Return all of the entries exactly as written.

☆ ☆ ☆ ☆ ☆

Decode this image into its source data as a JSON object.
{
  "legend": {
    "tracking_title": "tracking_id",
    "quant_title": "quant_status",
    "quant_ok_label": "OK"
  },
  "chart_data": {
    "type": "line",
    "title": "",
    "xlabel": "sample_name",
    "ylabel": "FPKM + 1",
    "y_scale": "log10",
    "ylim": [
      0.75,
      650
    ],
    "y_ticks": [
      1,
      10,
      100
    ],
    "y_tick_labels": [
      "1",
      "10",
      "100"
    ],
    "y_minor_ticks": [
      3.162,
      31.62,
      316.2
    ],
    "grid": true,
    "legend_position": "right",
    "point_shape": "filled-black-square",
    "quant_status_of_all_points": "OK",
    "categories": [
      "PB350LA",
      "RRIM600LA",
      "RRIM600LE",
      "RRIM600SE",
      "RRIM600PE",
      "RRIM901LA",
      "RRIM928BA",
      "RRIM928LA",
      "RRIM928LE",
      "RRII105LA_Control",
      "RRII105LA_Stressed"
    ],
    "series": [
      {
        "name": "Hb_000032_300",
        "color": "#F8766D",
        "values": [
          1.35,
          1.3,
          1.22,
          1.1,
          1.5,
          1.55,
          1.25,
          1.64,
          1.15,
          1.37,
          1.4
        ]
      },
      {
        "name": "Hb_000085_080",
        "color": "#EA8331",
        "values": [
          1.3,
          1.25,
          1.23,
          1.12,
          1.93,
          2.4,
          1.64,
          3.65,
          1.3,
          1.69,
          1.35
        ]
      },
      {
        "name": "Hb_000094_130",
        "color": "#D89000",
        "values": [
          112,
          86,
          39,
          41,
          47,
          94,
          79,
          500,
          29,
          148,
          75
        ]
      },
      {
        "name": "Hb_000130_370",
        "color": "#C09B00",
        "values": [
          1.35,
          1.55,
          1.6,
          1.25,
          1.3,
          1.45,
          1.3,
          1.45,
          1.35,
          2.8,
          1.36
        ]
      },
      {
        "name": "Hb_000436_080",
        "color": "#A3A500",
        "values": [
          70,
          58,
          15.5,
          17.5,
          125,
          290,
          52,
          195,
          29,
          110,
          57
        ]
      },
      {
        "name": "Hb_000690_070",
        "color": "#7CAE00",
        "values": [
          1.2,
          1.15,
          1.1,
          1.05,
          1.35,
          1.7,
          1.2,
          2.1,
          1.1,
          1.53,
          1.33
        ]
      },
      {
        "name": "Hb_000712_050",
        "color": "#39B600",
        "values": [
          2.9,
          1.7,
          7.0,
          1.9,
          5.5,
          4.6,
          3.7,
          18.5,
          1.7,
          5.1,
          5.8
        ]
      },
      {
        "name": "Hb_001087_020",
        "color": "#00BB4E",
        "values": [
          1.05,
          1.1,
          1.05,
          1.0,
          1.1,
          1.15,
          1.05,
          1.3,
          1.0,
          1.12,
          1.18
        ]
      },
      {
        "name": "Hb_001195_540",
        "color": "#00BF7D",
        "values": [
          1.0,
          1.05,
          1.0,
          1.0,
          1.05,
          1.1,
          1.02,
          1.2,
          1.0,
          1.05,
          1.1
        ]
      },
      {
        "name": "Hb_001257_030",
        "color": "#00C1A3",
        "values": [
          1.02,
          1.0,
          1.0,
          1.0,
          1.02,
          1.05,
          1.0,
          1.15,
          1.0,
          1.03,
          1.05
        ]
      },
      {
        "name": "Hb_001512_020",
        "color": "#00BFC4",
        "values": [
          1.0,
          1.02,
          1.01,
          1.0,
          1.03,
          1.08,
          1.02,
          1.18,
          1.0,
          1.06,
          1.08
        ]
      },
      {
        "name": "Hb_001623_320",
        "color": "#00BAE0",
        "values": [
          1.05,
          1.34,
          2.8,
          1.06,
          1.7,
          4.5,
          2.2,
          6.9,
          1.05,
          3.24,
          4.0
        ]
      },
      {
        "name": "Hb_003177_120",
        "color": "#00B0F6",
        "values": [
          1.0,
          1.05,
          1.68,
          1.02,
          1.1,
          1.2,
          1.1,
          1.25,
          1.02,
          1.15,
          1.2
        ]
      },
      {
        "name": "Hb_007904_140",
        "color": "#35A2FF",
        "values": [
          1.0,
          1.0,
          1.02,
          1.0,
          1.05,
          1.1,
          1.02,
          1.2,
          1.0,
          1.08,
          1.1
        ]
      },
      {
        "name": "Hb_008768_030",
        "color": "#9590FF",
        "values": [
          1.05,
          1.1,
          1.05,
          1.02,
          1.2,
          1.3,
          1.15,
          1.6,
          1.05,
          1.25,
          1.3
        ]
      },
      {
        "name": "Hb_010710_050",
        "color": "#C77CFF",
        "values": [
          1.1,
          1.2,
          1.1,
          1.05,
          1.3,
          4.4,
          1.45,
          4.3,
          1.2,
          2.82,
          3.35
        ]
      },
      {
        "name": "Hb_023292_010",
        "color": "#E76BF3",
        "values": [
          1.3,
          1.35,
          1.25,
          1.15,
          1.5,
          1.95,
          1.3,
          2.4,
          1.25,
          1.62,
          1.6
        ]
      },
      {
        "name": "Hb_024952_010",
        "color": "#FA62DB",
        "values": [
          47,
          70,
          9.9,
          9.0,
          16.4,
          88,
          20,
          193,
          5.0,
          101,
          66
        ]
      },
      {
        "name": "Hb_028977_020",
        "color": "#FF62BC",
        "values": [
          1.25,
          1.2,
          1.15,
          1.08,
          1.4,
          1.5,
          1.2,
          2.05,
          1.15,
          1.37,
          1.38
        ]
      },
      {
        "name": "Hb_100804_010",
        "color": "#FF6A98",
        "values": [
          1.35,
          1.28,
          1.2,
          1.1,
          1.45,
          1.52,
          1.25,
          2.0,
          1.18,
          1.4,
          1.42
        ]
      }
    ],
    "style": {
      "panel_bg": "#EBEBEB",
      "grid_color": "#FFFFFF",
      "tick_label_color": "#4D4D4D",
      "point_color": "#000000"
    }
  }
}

☆ ☆ ☆ ☆ ☆

• **Task response**
Decode this image into its source data as a JSON object.
{
  "legend": {
    "tracking_title": "tracking_id",
    "quant_title": "quant_status",
    "quant_ok_label": "OK"
  },
  "chart_data": {
    "type": "line",
    "title": "",
    "xlabel": "sample_name",
    "ylabel": "FPKM + 1",
    "y_scale": "log10",
    "ylim": [
      0.75,
      650
    ],
    "y_ticks": [
      1,
      10,
      100
    ],
    "y_tick_labels": [
      "1",
      "10",
      "100"
    ],
    "y_minor_ticks": [
      3.162,
      31.62,
      316.2
    ],
    "grid": true,
    "legend_position": "right",
    "point_shape": "filled-black-square",
    "quant_status_of_all_points": "OK",
    "categories": [
      "PB350LA",
      "RRIM600LA",
      "RRIM600LE",
      "RRIM600SE",
      "RRIM600PE",
      "RRIM901LA",
      "RRIM928BA",
      "RRIM928LA",
      "RRIM928LE",
      "RRII105LA_Control",
      "RRII105LA_Stressed"
    ],
    "series": [
      {
        "name": "Hb_000032_300",
        "color": "#F8766D",
        "values": [
          1.35,
          1.3,
          1.22,
          1.1,
          1.5,
          1.55,
          1.25,
          1.64,
          1.15,
          1.37,
          1.4
        ]
      },
      {
        "name": "Hb_000085_080",
        "color": "#EA8331",
        "values": [
          1.3,
          1.25,
          1.23,
          1.12,
          1.93,
          2.4,
          1.64,
          3.65,
          1.3,
          1.69,
          1.35
        ]
      },
      {
        "name": "Hb_000094_130",
        "color": "#D89000",
        "values": [
          112,
          86,
          39,
          41,
          47,
          94,
          79,
          500,
          29,
          148,
          75
        ]
      },
      {
        "name": "Hb_000130_370",
        "color": "#C09B00",
        "values": [
          1.35,
          1.55,
          1.6,
          1.25,
          1.3,
          1.45,
          1.3,
          1.45,
          1.35,
          2.8,
          1.36
        ]
      },
      {
        "name": "Hb_000436_080",
        "color": "#A3A500",
        "values": [
          70,
          58,
          15.5,
          17.5,
          125,
          290,
          52,
          195,
          29,
          110,
          57
        ]
      },
      {
        "name": "Hb_000690_070",
        "color": "#7CAE00",
        "values": [
          1.2,
          1.15,
          1.1,
          1.05,
          1.35,
          1.7,
          1.2,
          2.1,
          1.1,
          1.53,
          1.33
        ]
      },
      {
        "name": "Hb_000712_050",
        "color": "#39B600",
        "values": [
          2.9,
          1.7,
          7.0,
          1.9,
          5.5,
          4.6,
          3.7,
          18.5,
          1.7,
          5.1,
          5.8
        ]
      },
      {
        "name": "Hb_001087_020",
        "color": "#00BB4E",
        "values": [
          1.05,
          1.1,
          1.05,
          1.0,
          1.1,
          1.15,
          1.05,
          1.3,
          1.0,
          1.12,
          1.18
        ]
      },
      {
        "name": "Hb_001195_540",
        "color": "#00BF7D",
        "values": [
          1.0,
          1.05,
          1.0,
          1.0,
          1.05,
          1.1,
          1.02,
          1.2,
          1.0,
          1.05,
          1.1
        ]
      },
      {
        "name": "Hb_001257_030",
        "color": "#00C1A3",
        "values": [
          1.02,
          1.0,
          1.0,
          1.0,
          1.02,
          1.05,
          1.0,
          1.15,
          1.0,
          1.03,
          1.05
        ]
      },
      {
        "name": "Hb_001512_020",
        "color": "#00BFC4",
        "values": [
          1.0,
          1.02,
          1.01,
          1.0,
          1.03,
          1.08,
          1.02,
          1.18,
          1.0,
          1.06,
          1.08
        ]
      },
      {
        "name": "Hb_001623_320",
        "color": "#00BAE0",
        "values": [
          1.05,
          1.34,
          2.8,
          1.06,
          1.7,
          4.5,
          2.2,
          6.9,
          1.05,
          3.24,
          4.0
        ]
      },
      {
        "name": "Hb_003177_120",
        "color": "#00B0F6",
        "values": [
          1.0,
          1.05,
          1.68,
          1.02,
          1.1,
          1.2,
          1.1,
          1.25,
          1.02,
          1.15,
          1.2
        ]
      },
      {
        "name": "Hb_007904_140",
        "color": "#35A2FF",
        "values": [
          1.0,
          1.0,
          1.02,
          1.0,
          1.05,
          1.1,
          1.02,
          1.2,
          1.0,
          1.08,
          1.1
        ]
      },
      {
        "name": "Hb_008768_030",
        "color": "#9590FF",
        "values": [
          1.05,
          1.1,
          1.05,
          1.02,
          1.2,
          1.3,
          1.15,
          1.6,
          1.05,
          1.25,
          1.3
        ]
      },
      {
        "name": "Hb_010710_050",
        "color": "#C77CFF",
        "values": [
          1.1,
          1.2,
          1.1,
          1.05,
          1.3,
          4.4,
          1.45,
          4.3,
          1.2,
          2.82,
          3.35
        ]
      },
      {
        "name": "Hb_023292_010",
        "color": "#E76BF3",
        "values": [
          1.3,
          1.35,
          1.25,
          1.15,
          1.5,
          1.95,
          1.3,
          2.4,
          1.25,
          1.62,
          1.6
        ]
      },
      {
        "name": "Hb_024952_010",
        "color": "#FA62DB",
        "values": [
          47,
          70,
          9.9,
          9.0,
          16.4,
          88,
          20,
          193,
          5.0,
          101,
          66
        ]
      },
      {
        "name": "Hb_028977_020",
        "color": "#FF62BC",
        "values": [
          1.25,
          1.2,
          1.15,
          1.08,
          1.4,
          1.5,
          1.2,
          2.05,
          1.15,
          1.37,
          1.38
        ]
      },
      {
        "name": "Hb_100804_010",
        "color": "#FF6A98",
        "values": [
          1.35,
          1.28,
          1.2,
          1.1,
          1.45,
          1.52,
          1.25,
          2.0,
          1.18,
          1.4,
          1.42
        ]
      }
    ],
    "style": {
      "panel_bg": "#EBEBEB",
      "grid_color": "#FFFFFF",
      "tick_label_color": "#4D4D4D",
      "point_color": "#000000"
    }
  }
}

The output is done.